[Source records]
= = = =
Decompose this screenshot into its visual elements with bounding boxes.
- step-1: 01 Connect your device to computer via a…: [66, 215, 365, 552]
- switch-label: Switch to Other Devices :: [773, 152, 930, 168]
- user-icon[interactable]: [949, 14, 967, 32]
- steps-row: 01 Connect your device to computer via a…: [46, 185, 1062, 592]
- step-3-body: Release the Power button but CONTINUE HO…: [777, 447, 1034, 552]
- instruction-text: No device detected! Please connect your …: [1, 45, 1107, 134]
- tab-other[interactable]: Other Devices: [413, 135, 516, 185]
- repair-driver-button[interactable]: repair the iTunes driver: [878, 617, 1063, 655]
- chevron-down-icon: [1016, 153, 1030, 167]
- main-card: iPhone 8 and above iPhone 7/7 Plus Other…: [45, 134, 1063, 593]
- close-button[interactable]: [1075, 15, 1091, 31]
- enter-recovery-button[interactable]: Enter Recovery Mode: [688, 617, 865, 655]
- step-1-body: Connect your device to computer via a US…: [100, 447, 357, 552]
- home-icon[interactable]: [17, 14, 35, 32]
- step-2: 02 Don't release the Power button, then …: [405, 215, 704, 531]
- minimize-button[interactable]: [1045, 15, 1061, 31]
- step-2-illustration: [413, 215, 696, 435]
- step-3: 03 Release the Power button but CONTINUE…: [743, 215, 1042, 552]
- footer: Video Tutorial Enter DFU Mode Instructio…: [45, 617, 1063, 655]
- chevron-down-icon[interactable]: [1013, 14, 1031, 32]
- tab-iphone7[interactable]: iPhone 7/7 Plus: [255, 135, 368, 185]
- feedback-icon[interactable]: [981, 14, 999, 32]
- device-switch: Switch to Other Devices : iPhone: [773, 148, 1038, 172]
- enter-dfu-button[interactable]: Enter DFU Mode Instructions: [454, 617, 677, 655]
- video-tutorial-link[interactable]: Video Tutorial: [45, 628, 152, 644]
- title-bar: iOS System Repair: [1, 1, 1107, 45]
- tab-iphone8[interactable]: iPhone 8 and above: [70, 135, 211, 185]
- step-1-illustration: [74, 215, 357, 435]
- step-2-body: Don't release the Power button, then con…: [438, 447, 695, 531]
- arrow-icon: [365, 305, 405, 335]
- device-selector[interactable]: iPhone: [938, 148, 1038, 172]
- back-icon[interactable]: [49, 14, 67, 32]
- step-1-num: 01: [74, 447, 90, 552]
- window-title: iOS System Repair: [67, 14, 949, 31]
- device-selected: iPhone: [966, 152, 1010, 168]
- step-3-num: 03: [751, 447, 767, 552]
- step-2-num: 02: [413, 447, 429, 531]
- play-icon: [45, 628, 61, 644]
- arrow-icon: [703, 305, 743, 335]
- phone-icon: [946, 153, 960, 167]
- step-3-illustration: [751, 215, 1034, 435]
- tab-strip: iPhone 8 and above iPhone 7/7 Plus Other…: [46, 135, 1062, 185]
= = = =
* [Set exercise]:
Write out the material word for word, from its first line through the line containing "- back-icon[interactable]: [49, 14, 67, 32]", with both of those lines included.

* [Final result]:
Decompose this screenshot into its visual elements with bounding boxes.
- step-1: 01 Connect your device to computer via a…: [66, 215, 365, 552]
- switch-label: Switch to Other Devices :: [773, 152, 930, 168]
- user-icon[interactable]: [949, 14, 967, 32]
- steps-row: 01 Connect your device to computer via a…: [46, 185, 1062, 592]
- step-3-body: Release the Power button but CONTINUE HO…: [777, 447, 1034, 552]
- instruction-text: No device detected! Please connect your …: [1, 45, 1107, 134]
- tab-other[interactable]: Other Devices: [413, 135, 516, 185]
- repair-driver-button[interactable]: repair the iTunes driver: [878, 617, 1063, 655]
- chevron-down-icon: [1016, 153, 1030, 167]
- main-card: iPhone 8 and above iPhone 7/7 Plus Other…: [45, 134, 1063, 593]
- close-button[interactable]: [1075, 15, 1091, 31]
- enter-recovery-button[interactable]: Enter Recovery Mode: [688, 617, 865, 655]
- step-1-body: Connect your device to computer via a US…: [100, 447, 357, 552]
- home-icon[interactable]: [17, 14, 35, 32]
- step-2: 02 Don't release the Power button, then …: [405, 215, 704, 531]
- minimize-button[interactable]: [1045, 15, 1061, 31]
- step-2-illustration: [413, 215, 696, 435]
- step-3: 03 Release the Power button but CONTINUE…: [743, 215, 1042, 552]
- footer: Video Tutorial Enter DFU Mode Instructio…: [45, 617, 1063, 655]
- chevron-down-icon[interactable]: [1013, 14, 1031, 32]
- tab-iphone7[interactable]: iPhone 7/7 Plus: [255, 135, 368, 185]
- feedback-icon[interactable]: [981, 14, 999, 32]
- device-switch: Switch to Other Devices : iPhone: [773, 148, 1038, 172]
- enter-dfu-button[interactable]: Enter DFU Mode Instructions: [454, 617, 677, 655]
- video-tutorial-link[interactable]: Video Tutorial: [45, 628, 152, 644]
- title-bar: iOS System Repair: [1, 1, 1107, 45]
- tab-iphone8[interactable]: iPhone 8 and above: [70, 135, 211, 185]
- step-1-illustration: [74, 215, 357, 435]
- step-2-body: Don't release the Power button, then con…: [438, 447, 695, 531]
- arrow-icon: [365, 305, 405, 335]
- device-selector[interactable]: iPhone: [938, 148, 1038, 172]
- back-icon[interactable]: [49, 14, 67, 32]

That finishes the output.